| EXERCISE INSTRUCTIONS |
Write out the records below word for word, please.

| MATERIALS PROVIDED |

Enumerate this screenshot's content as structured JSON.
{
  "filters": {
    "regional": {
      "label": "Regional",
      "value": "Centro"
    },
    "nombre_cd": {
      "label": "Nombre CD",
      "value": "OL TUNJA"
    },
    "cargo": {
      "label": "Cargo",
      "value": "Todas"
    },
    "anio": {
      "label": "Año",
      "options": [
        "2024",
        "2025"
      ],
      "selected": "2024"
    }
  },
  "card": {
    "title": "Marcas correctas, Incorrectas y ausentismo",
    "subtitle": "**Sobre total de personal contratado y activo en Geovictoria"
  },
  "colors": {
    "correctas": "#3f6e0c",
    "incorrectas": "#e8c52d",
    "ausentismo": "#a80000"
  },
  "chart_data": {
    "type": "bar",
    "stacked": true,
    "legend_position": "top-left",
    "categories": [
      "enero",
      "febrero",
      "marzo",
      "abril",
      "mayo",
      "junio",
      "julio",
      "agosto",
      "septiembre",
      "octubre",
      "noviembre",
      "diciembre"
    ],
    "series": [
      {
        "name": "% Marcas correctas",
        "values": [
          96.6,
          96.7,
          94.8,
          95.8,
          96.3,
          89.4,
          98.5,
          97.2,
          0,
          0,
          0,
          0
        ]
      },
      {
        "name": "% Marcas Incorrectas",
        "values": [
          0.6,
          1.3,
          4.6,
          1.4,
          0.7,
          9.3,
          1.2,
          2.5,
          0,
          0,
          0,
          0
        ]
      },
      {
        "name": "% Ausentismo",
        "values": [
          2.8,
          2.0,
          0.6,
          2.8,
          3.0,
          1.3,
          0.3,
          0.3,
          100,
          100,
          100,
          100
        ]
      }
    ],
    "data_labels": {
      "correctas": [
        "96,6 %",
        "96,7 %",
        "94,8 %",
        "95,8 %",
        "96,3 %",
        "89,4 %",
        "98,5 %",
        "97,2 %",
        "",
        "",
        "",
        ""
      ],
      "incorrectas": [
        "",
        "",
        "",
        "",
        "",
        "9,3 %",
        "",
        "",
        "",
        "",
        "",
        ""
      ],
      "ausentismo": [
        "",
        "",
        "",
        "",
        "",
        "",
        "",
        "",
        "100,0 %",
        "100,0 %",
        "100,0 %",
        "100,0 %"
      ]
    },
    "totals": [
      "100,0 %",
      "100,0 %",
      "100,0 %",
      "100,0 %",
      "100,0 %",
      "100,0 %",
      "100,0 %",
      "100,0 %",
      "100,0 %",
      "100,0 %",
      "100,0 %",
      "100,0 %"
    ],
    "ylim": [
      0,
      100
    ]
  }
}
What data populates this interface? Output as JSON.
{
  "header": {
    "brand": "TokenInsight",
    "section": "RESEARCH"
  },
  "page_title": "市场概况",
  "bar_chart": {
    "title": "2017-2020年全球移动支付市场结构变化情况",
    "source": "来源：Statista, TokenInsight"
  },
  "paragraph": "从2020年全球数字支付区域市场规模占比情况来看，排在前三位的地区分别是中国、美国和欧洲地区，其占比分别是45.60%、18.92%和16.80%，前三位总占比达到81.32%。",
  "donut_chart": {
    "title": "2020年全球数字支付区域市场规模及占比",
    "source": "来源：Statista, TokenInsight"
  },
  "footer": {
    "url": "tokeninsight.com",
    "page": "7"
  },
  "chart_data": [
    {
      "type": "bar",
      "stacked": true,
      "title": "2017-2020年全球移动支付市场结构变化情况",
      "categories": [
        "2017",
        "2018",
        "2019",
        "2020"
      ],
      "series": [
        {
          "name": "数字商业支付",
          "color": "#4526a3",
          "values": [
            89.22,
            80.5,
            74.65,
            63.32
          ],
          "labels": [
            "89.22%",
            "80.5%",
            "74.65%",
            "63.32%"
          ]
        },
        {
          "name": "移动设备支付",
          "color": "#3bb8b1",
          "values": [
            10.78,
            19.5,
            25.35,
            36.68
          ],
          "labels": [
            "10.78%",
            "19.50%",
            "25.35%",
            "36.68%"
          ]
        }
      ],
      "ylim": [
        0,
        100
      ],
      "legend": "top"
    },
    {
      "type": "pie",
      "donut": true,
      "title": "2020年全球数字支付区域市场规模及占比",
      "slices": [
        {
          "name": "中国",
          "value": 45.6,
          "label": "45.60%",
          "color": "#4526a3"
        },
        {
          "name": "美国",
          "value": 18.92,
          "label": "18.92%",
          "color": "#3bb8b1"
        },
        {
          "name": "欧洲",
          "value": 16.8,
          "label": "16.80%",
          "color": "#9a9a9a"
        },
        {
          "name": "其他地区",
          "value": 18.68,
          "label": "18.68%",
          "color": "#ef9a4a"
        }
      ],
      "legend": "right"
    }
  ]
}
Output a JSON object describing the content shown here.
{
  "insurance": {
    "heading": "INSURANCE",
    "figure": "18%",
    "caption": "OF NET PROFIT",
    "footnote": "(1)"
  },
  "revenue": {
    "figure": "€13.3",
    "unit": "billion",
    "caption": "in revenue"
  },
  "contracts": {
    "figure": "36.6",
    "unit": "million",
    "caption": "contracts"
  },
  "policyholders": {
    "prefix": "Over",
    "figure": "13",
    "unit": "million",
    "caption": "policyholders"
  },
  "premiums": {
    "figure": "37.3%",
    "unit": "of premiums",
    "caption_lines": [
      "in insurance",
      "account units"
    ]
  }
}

| EXERCISE ANSWER |
Enumerate this screenshot's content as structured JSON.
{
  "filters": {
    "regional": {
      "label": "Regional",
      "value": "Centro"
    },
    "nombre_cd": {
      "label": "Nombre CD",
      "value": "OL TUNJA"
    },
    "cargo": {
      "label": "Cargo",
      "value": "Todas"
    },
    "anio": {
      "label": "Año",
      "options": [
        "2024",
        "2025"
      ],
      "selected": "2024"
    }
  },
  "card": {
    "title": "Marcas correctas, Incorrectas y ausentismo",
    "subtitle": "**Sobre total de personal contratado y activo en Geovictoria"
  },
  "colors": {
    "correctas": "#3f6e0c",
    "incorrectas": "#e8c52d",
    "ausentismo": "#a80000"
  },
  "chart_data": {
    "type": "bar",
    "stacked": true,
    "legend_position": "top-left",
    "categories": [
      "enero",
      "febrero",
      "marzo",
      "abril",
      "mayo",
      "junio",
      "julio",
      "agosto",
      "septiembre",
      "octubre",
      "noviembre",
      "diciembre"
    ],
    "series": [
      {
        "name": "% Marcas correctas",
        "values": [
          96.6,
          96.7,
          94.8,
          95.8,
          96.3,
          89.4,
          98.5,
          97.2,
          0,
          0,
          0,
          0
        ]
      },
      {
        "name": "% Marcas Incorrectas",
        "values": [
          0.6,
          1.3,
          4.6,
          1.4,
          0.7,
          9.3,
          1.2,
          2.5,
          0,
          0,
          0,
          0
        ]
      },
      {
        "name": "% Ausentismo",
        "values": [
          2.8,
          2.0,
          0.6,
          2.8,
          3.0,
          1.3,
          0.3,
          0.3,
          100,
          100,
          100,
          100
        ]
      }
    ],
    "data_labels": {
      "correctas": [
        "96,6 %",
        "96,7 %",
        "94,8 %",
        "95,8 %",
        "96,3 %",
        "89,4 %",
        "98,5 %",
        "97,2 %",
        "",
        "",
        "",
        ""
      ],
      "incorrectas": [
        "",
        "",
        "",
        "",
        "",
        "9,3 %",
        "",
        "",
        "",
        "",
        "",
        ""
      ],
      "ausentismo": [
        "",
        "",
        "",
        "",
        "",
        "",
        "",
        "",
        "100,0 %",
        "100,0 %",
        "100,0 %",
        "100,0 %"
      ]
    },
    "totals": [
      "100,0 %",
      "100,0 %",
      "100,0 %",
      "100,0 %",
      "100,0 %",
      "100,0 %",
      "100,0 %",
      "100,0 %",
      "100,0 %",
      "100,0 %",
      "100,0 %",
      "100,0 %"
    ],
    "ylim": [
      0,
      100
    ]
  }
}
What data populates this interface? Output as JSON.
{
  "header": {
    "brand": "TokenInsight",
    "section": "RESEARCH"
  },
  "page_title": "市场概况",
  "bar_chart": {
    "title": "2017-2020年全球移动支付市场结构变化情况",
    "source": "来源：Statista, TokenInsight"
  },
  "paragraph": "从2020年全球数字支付区域市场规模占比情况来看，排在前三位的地区分别是中国、美国和欧洲地区，其占比分别是45.60%、18.92%和16.80%，前三位总占比达到81.32%。",
  "donut_chart": {
    "title": "2020年全球数字支付区域市场规模及占比",
    "source": "来源：Statista, TokenInsight"
  },
  "footer": {
    "url": "tokeninsight.com",
    "page": "7"
  },
  "chart_data": [
    {
      "type": "bar",
      "stacked": true,
      "title": "2017-2020年全球移动支付市场结构变化情况",
      "categories": [
        "2017",
        "2018",
        "2019",
        "2020"
      ],
      "series": [
        {
          "name": "数字商业支付",
          "color": "#4526a3",
          "values": [
            89.22,
            80.5,
            74.65,
            63.32
          ],
          "labels": [
            "89.22%",
            "80.5%",
            "74.65%",
            "63.32%"
          ]
        },
        {
          "name": "移动设备支付",
          "color": "#3bb8b1",
          "values": [
            10.78,
            19.5,
            25.35,
            36.68
          ],
          "labels": [
            "10.78%",
            "19.50%",
            "25.35%",
            "36.68%"
          ]
        }
      ],
      "ylim": [
        0,
        100
      ],
      "legend": "top"
    },
    {
      "type": "pie",
      "donut": true,
      "title": "2020年全球数字支付区域市场规模及占比",
      "slices": [
        {
          "name": "中国",
          "value": 45.6,
          "label": "45.60%",
          "color": "#4526a3"
        },
        {
          "name": "美国",
          "value": 18.92,
          "label": "18.92%",
          "color": "#3bb8b1"
        },
        {
          "name": "欧洲",
          "value": 16.8,
          "label": "16.80%",
          "color": "#9a9a9a"
        },
        {
          "name": "其他地区",
          "value": 18.68,
          "label": "18.68%",
          "color": "#ef9a4a"
        }
      ],
      "legend": "right"
    }
  ]
}
Output a JSON object describing the content shown here.
{
  "insurance": {
    "heading": "INSURANCE",
    "figure": "18%",
    "caption": "OF NET PROFIT",
    "footnote": "(1)"
  },
  "revenue": {
    "figure": "€13.3",
    "unit": "billion",
    "caption": "in revenue"
  },
  "contracts": {
    "figure": "36.6",
    "unit": "million",
    "caption": "contracts"
  },
  "policyholders": {
    "prefix": "Over",
    "figure": "13",
    "unit": "million",
    "caption": "policyholders"
  },
  "premiums": {
    "figure": "37.3%",
    "unit": "of premiums",
    "caption_lines": [
      "in insurance",
      "account units"
    ]
  }
}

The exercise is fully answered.